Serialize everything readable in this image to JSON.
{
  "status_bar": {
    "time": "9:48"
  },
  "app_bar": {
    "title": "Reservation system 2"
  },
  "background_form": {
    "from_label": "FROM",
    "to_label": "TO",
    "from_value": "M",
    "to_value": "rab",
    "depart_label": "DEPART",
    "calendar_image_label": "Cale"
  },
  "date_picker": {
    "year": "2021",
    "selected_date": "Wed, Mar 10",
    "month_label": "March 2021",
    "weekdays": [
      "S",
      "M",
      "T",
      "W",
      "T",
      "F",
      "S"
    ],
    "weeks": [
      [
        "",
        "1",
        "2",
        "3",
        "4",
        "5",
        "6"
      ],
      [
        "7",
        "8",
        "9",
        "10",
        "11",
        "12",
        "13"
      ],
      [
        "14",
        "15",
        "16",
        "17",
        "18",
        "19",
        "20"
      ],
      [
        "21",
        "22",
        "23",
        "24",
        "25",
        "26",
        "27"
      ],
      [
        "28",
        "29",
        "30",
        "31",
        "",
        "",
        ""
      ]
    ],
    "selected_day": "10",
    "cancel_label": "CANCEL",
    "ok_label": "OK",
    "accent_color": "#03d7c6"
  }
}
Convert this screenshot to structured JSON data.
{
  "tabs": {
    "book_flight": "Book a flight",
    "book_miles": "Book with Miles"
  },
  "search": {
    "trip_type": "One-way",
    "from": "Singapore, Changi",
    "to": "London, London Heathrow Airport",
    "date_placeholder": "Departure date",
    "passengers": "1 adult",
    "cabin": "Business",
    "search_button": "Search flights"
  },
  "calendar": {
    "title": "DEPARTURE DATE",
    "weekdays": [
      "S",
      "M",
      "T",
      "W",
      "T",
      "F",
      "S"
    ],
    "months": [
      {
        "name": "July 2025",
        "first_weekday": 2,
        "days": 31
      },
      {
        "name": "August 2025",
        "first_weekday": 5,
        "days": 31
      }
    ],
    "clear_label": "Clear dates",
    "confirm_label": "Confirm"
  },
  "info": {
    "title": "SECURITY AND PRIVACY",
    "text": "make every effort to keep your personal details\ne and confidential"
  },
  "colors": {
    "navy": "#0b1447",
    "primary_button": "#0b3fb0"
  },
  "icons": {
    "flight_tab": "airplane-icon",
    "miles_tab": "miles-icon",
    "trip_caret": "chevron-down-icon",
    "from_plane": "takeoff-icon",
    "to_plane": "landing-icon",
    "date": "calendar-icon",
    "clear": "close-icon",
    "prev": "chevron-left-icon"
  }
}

═══

■ **Written task**
Extract the lines above from the one containing "Convert this screenshot" to the last line, both included, exactly as written.

■ **Result**
Convert this screenshot to structured JSON data.
{
  "tabs": {
    "book_flight": "Book a flight",
    "book_miles": "Book with Miles"
  },
  "search": {
    "trip_type": "One-way",
    "from": "Singapore, Changi",
    "to": "London, London Heathrow Airport",
    "date_placeholder": "Departure date",
    "passengers": "1 adult",
    "cabin": "Business",
    "search_button": "Search flights"
  },
  "calendar": {
    "title": "DEPARTURE DATE",
    "weekdays": [
      "S",
      "M",
      "T",
      "W",
      "T",
      "F",
      "S"
    ],
    "months": [
      {
        "name": "July 2025",
        "first_weekday": 2,
        "days": 31
      },
      {
        "name": "August 2025",
        "first_weekday": 5,
        "days": 31
      }
    ],
    "clear_label": "Clear dates",
    "confirm_label": "Confirm"
  },
  "info": {
    "title": "SECURITY AND PRIVACY",
    "text": "make every effort to keep your personal details\ne and confidential"
  },
  "colors": {
    "navy": "#0b1447",
    "primary_button": "#0b3fb0"
  },
  "icons": {
    "flight_tab": "airplane-icon",
    "miles_tab": "miles-icon",
    "trip_caret": "chevron-down-icon",
    "from_plane": "takeoff-icon",
    "to_plane": "landing-icon",
    "date": "calendar-icon",
    "clear": "close-icon",
    "prev": "chevron-left-icon"
  }
}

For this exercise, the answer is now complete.